BRIEF A: Print the stretch of the token management text from "key = keyring.get_password(self.service_name, 'encryption_key')" through "return key.encode()", copied word for word.

TEXT TO READ:
-=-=-=-=-
Advanced Token Management Strategies

JWT Token Decoding and Validation

import jwt
import json
from datetime import datetime

def decode_jwt_token(token, secret=None, verify=False):
    """Decode JWT token to extract payload information"""
    try:
        # Decode without verification for inspection
        decoded = jwt.decode(token, options={"verify_signature": verify})

        # Check expiration
        if 'exp' in decoded:
            exp_timestamp = decoded['exp']
            exp_datetime = datetime.fromtimestamp(exp_timestamp)

            if datetime.now() >= exp_datetime:
                print(f"Token expired at: {exp_datetime}")
                return None

        return decoded
    except jwt.ExpiredSignatureError:
        print("Token has expired")
        return None
    except jwt.InvalidTokenError as e:
        print(f"Invalid token: {e}")
        return None

# Usage
token_payload = decode_jwt_token(access_token)
if token_payload:
    print(f"User ID: {token_payload.get('sub')}")
    print(f"Expires: {datetime.fromtimestamp(token_payload.get('exp'))}")

Secure Token Storage

import keyring
import json
from cryptography.fernet import Fernet

class SecureTokenStorage:
    def __init__(self, service_name):
        self.service_name = service_name
        self.key = self._get_or_create_key()
        self.cipher = Fernet(self.key)

    def _get_or_create_key(self):
        """Get encryption key from secure storage or create new one"""
        key = keyring.get_password(self.service_name, 'encryption_key')
        if not key:
            key = Fernet.generate_key().decode()
            keyring.set_password(self.service_name, 'encryption_key', key)
        return key.encode()

    def store_tokens(self, access_token, refresh_token=None, expires_at=None):
        """Securely store tokens"""
        token_data = {
            'access_token': access_token,
            'refresh_token': refresh_token,
            'expires_at': expires_at.isoformat() if expires_at else None
        }

        encrypted_data = self.cipher.encrypt(json.dumps(token_data).encode())
        keyring.set_password(self.service_name, 'tokens', encrypted_data.decode())

    def load_tokens(self):
        """Load and decrypt stored tokens"""
        encrypted_data = keyring.get_password(self.service_name, 'tokens')
        if not encrypted_data:
            return None

        try:
            decrypted_data = self.cipher.decrypt(encrypted_data.encode())
            token_data = json.loads(decrypted_data.decode())

            if token_data.get('expires_at'):
                token_data['expires_at'] = datetime.fromisoformat(token_data['expires_at'])

            return token_data
        except Exception as e:
            print(f"Failed to decrypt tokens: {e}")
            return None

    def clear_tokens(self):
        """Remove stored tokens"""
        keyring.delete_password(self.service_name, 'tokens')
-=-=-=-=-
EXTRACTED MATERIAL:
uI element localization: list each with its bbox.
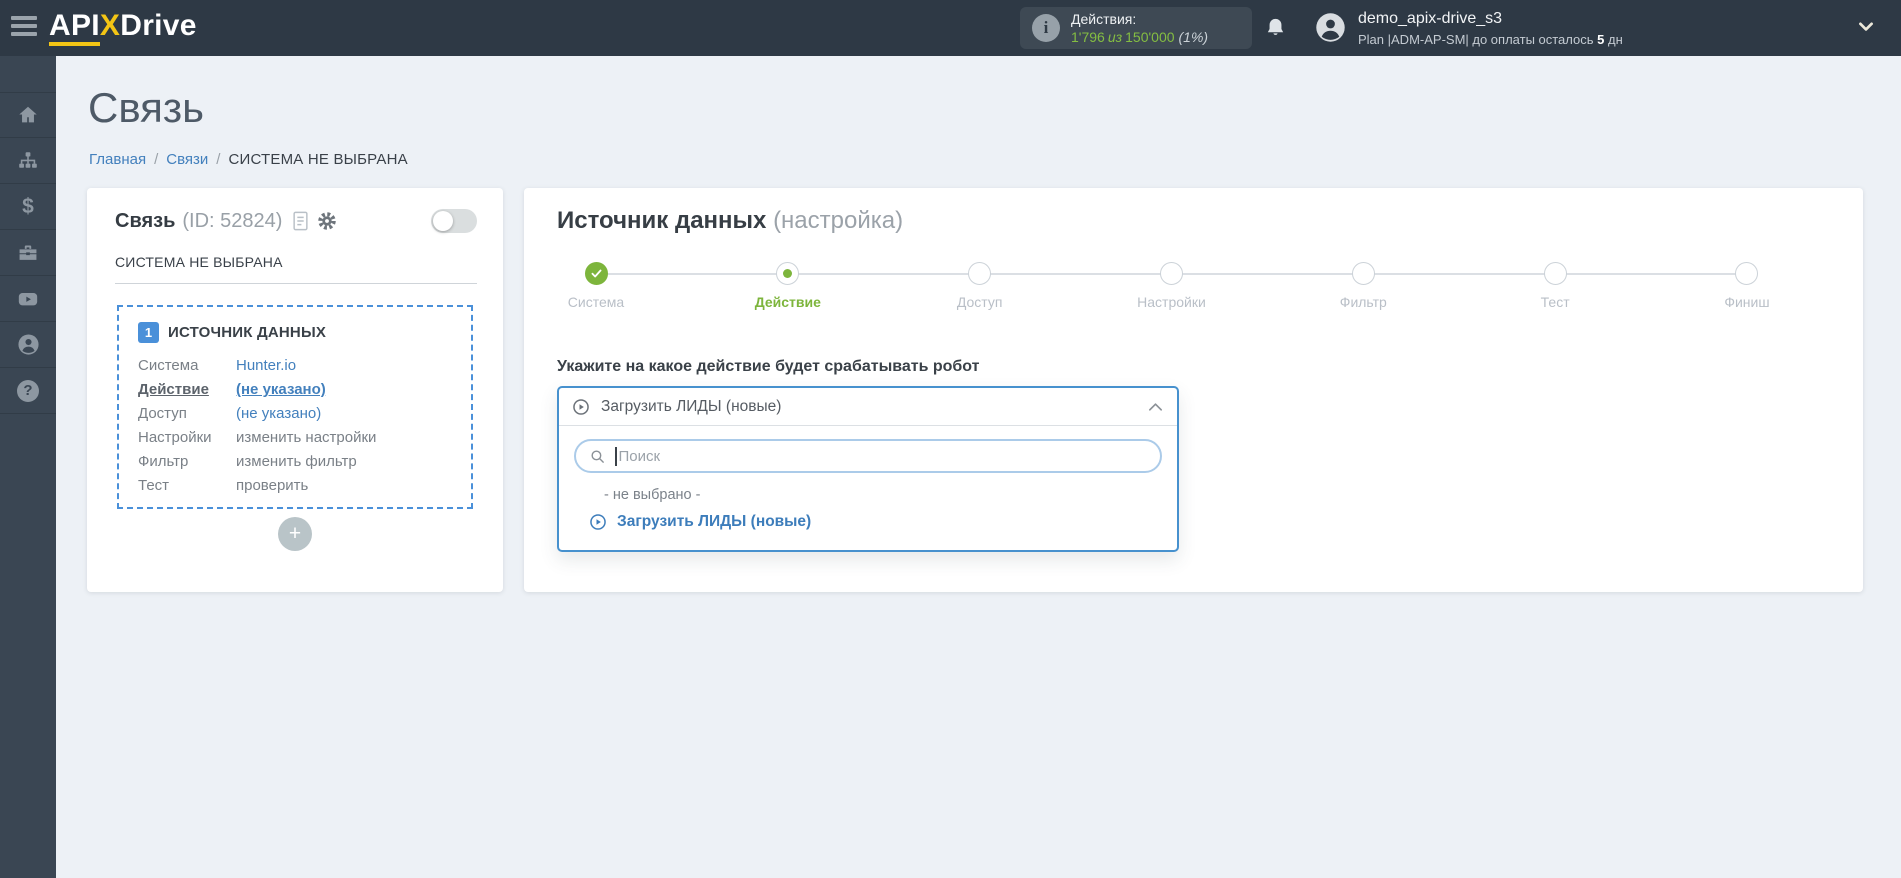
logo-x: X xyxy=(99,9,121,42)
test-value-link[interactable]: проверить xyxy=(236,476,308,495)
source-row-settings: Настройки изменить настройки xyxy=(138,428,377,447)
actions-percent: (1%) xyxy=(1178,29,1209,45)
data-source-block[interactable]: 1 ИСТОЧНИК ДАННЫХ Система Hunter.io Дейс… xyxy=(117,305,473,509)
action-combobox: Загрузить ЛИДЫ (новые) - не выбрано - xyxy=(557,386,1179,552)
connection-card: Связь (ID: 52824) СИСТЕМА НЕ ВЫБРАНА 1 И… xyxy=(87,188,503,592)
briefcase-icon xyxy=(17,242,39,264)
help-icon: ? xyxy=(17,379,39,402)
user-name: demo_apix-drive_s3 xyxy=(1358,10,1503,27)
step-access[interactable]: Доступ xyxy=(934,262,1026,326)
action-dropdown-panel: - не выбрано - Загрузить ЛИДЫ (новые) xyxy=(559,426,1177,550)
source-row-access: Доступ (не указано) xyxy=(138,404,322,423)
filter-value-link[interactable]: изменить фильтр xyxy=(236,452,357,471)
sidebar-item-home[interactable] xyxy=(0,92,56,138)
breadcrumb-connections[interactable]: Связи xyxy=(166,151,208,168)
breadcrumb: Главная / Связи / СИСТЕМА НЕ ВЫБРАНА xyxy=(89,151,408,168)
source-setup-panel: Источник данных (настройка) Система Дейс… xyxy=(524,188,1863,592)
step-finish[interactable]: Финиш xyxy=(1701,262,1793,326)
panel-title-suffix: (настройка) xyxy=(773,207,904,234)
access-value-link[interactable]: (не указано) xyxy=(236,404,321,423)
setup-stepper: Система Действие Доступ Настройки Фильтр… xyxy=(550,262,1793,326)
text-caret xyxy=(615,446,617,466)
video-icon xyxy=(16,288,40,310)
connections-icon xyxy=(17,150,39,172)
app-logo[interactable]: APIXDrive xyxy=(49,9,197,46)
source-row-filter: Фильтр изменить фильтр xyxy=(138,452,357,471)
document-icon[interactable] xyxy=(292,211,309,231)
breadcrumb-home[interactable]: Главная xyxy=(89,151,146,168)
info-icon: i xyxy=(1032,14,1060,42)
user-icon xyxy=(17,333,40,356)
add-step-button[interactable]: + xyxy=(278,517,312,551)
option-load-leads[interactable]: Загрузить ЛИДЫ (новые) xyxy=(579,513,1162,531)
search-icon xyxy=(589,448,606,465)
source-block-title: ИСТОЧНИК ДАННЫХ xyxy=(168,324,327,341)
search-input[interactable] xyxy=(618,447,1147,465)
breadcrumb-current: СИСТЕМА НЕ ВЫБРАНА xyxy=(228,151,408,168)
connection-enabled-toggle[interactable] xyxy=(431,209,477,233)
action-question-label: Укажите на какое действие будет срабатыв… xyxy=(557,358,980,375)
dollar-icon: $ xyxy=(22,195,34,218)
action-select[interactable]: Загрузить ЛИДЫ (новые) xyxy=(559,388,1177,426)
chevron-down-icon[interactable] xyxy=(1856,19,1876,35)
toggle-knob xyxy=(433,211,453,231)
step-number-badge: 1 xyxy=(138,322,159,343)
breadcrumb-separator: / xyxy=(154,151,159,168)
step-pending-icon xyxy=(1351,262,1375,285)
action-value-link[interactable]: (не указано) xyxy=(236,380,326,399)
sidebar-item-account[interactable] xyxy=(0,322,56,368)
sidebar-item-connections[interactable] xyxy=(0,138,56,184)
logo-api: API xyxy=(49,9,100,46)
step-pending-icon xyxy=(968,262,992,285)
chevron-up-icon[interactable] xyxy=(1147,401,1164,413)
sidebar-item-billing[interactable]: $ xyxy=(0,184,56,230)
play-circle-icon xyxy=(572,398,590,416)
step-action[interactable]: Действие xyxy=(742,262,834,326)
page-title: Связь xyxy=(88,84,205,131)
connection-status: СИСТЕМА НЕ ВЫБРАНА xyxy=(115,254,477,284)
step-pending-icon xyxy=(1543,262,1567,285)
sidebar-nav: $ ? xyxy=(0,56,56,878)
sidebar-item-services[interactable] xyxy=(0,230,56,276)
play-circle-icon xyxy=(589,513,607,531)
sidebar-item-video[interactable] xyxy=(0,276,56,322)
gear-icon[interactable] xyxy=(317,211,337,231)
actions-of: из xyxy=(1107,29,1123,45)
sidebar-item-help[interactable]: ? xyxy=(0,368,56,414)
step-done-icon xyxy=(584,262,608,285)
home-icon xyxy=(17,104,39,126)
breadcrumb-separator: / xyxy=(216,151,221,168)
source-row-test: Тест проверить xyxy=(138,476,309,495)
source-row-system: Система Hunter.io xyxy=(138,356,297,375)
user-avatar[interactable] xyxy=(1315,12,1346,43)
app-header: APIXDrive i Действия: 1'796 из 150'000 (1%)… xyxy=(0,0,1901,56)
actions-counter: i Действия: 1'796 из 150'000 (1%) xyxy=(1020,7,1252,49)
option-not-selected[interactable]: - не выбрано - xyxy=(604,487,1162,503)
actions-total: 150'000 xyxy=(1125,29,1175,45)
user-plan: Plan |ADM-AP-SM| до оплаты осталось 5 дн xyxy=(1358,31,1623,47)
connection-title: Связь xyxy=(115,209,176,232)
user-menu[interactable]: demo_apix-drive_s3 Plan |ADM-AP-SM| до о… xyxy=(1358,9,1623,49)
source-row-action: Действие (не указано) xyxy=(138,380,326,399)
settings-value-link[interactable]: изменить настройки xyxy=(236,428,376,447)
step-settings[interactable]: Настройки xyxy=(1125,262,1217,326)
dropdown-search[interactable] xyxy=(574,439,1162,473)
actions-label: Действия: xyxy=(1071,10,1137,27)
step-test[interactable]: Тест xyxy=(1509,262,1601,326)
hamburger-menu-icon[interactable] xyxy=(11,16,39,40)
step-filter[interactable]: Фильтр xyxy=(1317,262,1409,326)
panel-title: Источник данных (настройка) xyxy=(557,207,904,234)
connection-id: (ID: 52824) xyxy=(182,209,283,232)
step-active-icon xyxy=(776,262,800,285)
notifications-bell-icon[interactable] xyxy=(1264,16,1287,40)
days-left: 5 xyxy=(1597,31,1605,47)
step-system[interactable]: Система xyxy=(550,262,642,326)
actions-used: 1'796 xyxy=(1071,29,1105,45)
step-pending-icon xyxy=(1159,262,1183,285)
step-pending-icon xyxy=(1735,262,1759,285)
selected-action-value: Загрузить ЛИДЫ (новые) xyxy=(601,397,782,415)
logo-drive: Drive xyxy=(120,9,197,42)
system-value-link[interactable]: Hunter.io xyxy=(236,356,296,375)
-=-=-=-=-
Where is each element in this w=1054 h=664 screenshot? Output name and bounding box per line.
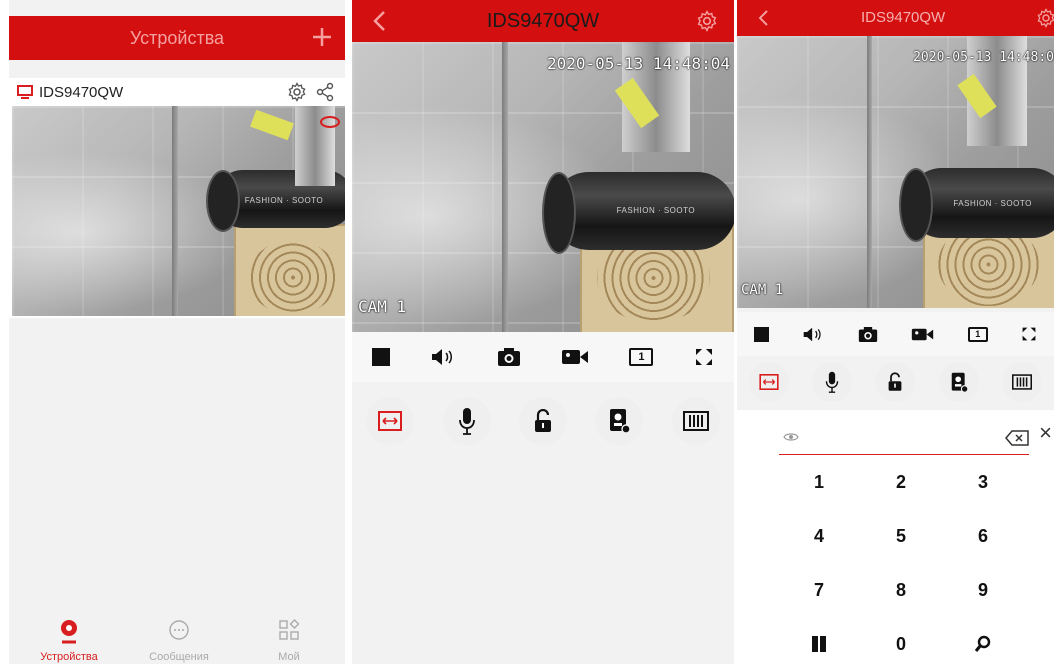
-=-=-=-=-
BRIEF B: Replace "bbox" with "bounding box" in the rows, in the stretch from the line containing "uI element localization: list" through the line containing "user-name: demo_apix-drive_s3 xyxy=(1358,10,1503,27)", and change nothing else. Return only those lines, and omit the pictures.

TASK RESULT A:
key = keyring.get_password(self.service_name, 'encryption_key')
        if not key:
            key = Fernet.generate_key().decode()
            keyring.set_password(self.service_name, 'encryption_key', key)
        return key.encode()

TASK RESULT B:
uI element localization: list each with its bounding box.
logo-x: X xyxy=(99,9,121,42)
test-value-link[interactable]: проверить xyxy=(236,476,308,495)
source-row-settings: Настройки изменить настройки xyxy=(138,428,377,447)
actions-percent: (1%) xyxy=(1178,29,1209,45)
data-source-block[interactable]: 1 ИСТОЧНИК ДАННЫХ Система Hunter.io Дейс… xyxy=(117,305,473,509)
action-combobox: Загрузить ЛИДЫ (новые) - не выбрано - xyxy=(557,386,1179,552)
connection-card: Связь (ID: 52824) СИСТЕМА НЕ ВЫБРАНА 1 И… xyxy=(87,188,503,592)
briefcase-icon xyxy=(17,242,39,264)
help-icon: ? xyxy=(17,379,39,402)
user-name: demo_apix-drive_s3 xyxy=(1358,10,1503,27)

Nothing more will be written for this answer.